PROBLEM: Where a line in the listing below contains the word "weinig", copy that line.

RECORDS FOR THE EXERCISE:
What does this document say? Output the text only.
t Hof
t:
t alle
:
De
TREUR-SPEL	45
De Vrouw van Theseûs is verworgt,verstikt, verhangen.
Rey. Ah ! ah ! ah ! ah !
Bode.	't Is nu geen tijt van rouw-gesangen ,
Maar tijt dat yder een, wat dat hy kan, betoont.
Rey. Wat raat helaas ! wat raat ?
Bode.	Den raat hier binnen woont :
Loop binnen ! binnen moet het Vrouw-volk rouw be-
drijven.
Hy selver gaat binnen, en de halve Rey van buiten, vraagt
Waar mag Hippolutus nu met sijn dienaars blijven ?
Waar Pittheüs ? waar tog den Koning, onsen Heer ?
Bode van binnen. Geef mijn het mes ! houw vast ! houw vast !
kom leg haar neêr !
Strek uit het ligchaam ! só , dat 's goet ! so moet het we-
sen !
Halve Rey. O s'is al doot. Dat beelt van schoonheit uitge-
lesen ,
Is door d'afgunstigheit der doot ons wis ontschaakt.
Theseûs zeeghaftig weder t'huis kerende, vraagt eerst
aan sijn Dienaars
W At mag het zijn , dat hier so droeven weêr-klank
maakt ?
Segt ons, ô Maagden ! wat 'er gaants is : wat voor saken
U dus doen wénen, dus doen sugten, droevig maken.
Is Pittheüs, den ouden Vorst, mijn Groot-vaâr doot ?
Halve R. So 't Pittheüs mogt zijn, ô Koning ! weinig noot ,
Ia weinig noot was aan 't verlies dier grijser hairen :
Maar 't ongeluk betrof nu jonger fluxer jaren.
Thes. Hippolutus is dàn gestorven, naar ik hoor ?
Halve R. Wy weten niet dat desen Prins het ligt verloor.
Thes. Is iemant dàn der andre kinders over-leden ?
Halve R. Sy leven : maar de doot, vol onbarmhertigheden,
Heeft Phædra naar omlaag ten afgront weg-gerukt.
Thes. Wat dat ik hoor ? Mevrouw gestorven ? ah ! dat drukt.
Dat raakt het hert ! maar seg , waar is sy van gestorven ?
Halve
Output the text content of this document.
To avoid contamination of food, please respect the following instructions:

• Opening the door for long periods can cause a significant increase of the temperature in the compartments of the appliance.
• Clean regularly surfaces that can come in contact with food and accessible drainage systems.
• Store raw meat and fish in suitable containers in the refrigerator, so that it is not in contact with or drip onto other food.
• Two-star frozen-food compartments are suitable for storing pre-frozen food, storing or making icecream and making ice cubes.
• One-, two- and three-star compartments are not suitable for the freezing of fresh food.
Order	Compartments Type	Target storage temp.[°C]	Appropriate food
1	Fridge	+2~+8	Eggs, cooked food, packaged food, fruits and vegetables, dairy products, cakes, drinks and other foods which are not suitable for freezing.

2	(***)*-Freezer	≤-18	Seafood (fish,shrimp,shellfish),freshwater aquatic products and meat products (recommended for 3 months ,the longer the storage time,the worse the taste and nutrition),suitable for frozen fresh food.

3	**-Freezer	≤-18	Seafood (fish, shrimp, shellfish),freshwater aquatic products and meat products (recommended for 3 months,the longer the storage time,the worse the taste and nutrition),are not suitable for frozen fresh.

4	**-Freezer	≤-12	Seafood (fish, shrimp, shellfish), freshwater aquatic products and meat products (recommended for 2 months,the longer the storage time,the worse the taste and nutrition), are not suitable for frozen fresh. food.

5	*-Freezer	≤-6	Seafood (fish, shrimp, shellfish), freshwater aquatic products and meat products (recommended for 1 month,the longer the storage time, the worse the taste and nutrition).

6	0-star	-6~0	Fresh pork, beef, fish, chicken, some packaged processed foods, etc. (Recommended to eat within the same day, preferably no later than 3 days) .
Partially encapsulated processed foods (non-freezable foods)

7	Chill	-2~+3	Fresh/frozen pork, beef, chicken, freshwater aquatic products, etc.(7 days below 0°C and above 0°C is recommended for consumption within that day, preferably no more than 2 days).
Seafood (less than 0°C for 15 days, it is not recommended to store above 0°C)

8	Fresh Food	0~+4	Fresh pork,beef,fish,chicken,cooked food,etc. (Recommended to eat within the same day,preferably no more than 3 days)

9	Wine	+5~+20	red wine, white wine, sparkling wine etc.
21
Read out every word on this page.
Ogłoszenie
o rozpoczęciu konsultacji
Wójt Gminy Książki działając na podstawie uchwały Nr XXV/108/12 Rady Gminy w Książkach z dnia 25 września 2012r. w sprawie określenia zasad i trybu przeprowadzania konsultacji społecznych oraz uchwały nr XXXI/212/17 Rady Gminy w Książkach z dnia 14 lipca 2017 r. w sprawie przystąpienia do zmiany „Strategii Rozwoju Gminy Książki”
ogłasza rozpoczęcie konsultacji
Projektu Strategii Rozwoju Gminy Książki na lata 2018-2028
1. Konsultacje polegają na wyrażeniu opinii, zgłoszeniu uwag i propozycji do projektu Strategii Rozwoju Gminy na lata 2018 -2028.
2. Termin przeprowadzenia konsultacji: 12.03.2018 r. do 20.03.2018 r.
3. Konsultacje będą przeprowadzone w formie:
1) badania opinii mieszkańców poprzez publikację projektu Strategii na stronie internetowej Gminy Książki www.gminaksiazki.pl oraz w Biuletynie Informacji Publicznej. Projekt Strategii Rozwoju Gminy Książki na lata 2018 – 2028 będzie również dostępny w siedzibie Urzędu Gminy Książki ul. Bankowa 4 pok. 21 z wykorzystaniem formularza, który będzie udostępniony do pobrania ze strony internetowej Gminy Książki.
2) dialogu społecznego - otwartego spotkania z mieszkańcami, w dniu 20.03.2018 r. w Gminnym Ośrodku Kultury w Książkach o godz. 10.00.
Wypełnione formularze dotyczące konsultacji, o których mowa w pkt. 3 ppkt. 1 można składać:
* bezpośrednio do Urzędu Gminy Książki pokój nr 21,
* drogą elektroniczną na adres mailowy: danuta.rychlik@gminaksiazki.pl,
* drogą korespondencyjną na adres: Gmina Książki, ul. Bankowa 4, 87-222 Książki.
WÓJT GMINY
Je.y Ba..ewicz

THE ANSWER:
Halve R. So 't Pittheüs mogt zijn, ô Koning ! weinig noot ,
Ia weinig noot was aan 't verlies dier grijser hairen :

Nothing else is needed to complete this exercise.